Items from a figure collection:
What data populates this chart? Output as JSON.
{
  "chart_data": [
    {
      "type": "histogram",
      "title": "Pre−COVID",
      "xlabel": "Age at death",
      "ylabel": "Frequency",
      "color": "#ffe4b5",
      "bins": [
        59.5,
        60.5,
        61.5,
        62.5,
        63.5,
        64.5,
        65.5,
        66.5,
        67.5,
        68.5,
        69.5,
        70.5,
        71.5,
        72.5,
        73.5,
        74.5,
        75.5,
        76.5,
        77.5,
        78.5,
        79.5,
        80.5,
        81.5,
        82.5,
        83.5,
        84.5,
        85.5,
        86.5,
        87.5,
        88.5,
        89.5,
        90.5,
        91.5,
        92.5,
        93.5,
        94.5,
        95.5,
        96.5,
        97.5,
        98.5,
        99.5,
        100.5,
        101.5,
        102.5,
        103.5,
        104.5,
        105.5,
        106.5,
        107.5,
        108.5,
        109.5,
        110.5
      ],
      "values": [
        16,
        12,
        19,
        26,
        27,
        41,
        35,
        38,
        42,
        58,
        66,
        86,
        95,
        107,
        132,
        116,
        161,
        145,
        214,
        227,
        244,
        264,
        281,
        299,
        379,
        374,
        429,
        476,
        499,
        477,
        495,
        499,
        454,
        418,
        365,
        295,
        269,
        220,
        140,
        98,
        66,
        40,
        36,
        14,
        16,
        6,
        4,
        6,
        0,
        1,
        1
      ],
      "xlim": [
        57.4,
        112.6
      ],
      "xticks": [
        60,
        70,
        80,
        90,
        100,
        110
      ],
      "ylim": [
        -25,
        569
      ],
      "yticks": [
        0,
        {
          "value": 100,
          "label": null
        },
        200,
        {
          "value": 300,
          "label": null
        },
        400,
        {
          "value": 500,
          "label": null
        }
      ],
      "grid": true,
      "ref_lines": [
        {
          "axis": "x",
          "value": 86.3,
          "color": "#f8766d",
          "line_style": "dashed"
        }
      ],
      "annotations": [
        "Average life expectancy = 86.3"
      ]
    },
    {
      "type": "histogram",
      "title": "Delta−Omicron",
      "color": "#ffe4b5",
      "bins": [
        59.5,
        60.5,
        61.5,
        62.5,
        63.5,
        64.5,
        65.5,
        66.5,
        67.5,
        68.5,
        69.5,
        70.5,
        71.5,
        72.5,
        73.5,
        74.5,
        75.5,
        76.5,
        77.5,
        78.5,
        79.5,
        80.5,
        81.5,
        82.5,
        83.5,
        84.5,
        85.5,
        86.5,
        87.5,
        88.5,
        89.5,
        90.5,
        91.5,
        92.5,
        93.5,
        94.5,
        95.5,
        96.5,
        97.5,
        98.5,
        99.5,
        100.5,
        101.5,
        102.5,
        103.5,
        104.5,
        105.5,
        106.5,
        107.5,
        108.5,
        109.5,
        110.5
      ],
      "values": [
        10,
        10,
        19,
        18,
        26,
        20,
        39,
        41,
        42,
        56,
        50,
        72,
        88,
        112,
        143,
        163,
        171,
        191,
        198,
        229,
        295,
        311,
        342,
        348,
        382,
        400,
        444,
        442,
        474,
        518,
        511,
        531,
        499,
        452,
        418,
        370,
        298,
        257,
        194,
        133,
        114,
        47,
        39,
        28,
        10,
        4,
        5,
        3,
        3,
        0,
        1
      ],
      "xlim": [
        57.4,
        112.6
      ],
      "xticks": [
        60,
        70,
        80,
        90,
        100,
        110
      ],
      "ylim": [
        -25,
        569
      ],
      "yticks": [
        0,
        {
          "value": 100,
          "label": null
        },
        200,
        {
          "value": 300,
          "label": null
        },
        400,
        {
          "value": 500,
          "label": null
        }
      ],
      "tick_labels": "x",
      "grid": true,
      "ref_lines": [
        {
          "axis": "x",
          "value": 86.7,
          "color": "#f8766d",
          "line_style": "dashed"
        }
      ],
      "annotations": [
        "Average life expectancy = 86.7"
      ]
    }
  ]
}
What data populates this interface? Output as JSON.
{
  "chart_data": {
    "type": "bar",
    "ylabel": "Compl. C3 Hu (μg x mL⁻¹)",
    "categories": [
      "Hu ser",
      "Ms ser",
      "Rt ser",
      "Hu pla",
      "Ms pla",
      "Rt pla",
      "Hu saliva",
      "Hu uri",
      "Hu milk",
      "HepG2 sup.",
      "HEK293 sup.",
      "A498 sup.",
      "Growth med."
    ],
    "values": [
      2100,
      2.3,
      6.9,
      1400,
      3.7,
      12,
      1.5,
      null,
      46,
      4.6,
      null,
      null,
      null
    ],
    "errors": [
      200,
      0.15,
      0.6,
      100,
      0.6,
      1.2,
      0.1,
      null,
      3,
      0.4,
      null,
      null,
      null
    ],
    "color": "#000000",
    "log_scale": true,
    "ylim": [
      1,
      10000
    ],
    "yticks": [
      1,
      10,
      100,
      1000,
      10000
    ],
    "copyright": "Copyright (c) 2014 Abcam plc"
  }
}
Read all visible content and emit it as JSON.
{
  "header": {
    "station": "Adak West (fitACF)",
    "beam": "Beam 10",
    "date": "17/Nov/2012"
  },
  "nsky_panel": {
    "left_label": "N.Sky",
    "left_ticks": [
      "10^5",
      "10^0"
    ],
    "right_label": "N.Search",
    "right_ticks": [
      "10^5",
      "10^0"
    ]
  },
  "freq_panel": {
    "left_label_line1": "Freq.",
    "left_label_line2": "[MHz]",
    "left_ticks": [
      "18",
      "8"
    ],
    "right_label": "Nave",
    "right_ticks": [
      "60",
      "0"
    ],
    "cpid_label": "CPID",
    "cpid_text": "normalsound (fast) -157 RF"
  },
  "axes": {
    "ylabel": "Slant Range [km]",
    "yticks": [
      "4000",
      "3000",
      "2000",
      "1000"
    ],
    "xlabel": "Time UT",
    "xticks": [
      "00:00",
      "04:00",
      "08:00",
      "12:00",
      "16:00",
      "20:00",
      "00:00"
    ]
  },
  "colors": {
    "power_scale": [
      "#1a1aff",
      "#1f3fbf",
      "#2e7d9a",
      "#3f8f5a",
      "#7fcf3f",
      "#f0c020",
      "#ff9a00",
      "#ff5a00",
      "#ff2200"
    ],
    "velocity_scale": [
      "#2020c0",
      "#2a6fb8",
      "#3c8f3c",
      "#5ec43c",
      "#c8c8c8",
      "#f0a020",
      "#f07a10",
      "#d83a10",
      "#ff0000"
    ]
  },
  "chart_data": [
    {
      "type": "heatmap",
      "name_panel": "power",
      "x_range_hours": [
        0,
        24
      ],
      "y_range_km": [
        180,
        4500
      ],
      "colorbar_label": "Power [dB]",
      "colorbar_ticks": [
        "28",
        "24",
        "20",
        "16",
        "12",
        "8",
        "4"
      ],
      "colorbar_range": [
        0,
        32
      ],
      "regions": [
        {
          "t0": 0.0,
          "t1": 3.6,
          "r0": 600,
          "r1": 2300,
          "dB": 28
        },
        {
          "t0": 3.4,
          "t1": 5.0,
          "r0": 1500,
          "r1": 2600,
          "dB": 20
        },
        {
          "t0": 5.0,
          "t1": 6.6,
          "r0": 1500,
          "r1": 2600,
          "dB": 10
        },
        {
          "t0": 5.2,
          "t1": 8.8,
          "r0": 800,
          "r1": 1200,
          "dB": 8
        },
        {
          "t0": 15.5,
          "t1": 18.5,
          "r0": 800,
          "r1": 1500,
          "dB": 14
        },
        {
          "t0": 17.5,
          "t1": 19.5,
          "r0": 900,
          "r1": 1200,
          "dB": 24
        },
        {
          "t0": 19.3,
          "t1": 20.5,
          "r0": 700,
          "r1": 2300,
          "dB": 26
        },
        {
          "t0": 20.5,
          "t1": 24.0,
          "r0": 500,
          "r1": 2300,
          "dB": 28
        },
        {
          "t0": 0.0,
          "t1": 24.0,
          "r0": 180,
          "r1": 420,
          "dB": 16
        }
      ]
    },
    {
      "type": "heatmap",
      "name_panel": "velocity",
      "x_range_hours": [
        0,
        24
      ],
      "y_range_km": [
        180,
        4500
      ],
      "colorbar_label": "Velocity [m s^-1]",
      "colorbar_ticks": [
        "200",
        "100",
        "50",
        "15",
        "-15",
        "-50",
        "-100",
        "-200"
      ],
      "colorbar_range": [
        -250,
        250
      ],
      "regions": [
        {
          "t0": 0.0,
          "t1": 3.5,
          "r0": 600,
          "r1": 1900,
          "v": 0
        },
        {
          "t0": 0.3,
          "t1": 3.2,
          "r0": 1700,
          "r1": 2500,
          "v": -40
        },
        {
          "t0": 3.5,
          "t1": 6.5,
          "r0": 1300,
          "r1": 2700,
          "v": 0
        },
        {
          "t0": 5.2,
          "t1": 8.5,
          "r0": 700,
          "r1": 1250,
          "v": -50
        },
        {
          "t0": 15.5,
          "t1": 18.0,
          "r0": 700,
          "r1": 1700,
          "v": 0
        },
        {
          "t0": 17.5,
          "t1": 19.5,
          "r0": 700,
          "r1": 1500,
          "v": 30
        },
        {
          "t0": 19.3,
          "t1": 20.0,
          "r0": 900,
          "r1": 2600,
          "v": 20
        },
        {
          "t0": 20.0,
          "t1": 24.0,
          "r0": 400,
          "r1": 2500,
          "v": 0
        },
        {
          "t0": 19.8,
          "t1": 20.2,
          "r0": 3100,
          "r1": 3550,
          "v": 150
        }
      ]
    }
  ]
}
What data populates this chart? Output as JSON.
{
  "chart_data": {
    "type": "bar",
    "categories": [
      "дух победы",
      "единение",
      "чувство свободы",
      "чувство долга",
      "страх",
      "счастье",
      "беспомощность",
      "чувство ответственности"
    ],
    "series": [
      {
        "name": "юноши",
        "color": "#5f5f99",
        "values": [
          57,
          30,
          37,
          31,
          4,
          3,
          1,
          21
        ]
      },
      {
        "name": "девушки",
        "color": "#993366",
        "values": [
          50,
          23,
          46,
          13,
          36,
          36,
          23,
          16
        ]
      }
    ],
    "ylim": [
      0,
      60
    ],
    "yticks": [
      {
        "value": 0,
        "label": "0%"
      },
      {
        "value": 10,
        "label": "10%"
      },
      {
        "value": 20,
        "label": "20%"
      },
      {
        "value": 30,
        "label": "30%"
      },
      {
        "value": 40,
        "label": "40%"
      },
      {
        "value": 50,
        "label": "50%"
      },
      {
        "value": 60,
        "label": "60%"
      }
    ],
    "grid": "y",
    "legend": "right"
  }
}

* **Prompt**
Return all lines with the word "чувство" in them.

* **Task answer**
      "чувство свободы",
      "чувство долга",
      "чувство ответственности"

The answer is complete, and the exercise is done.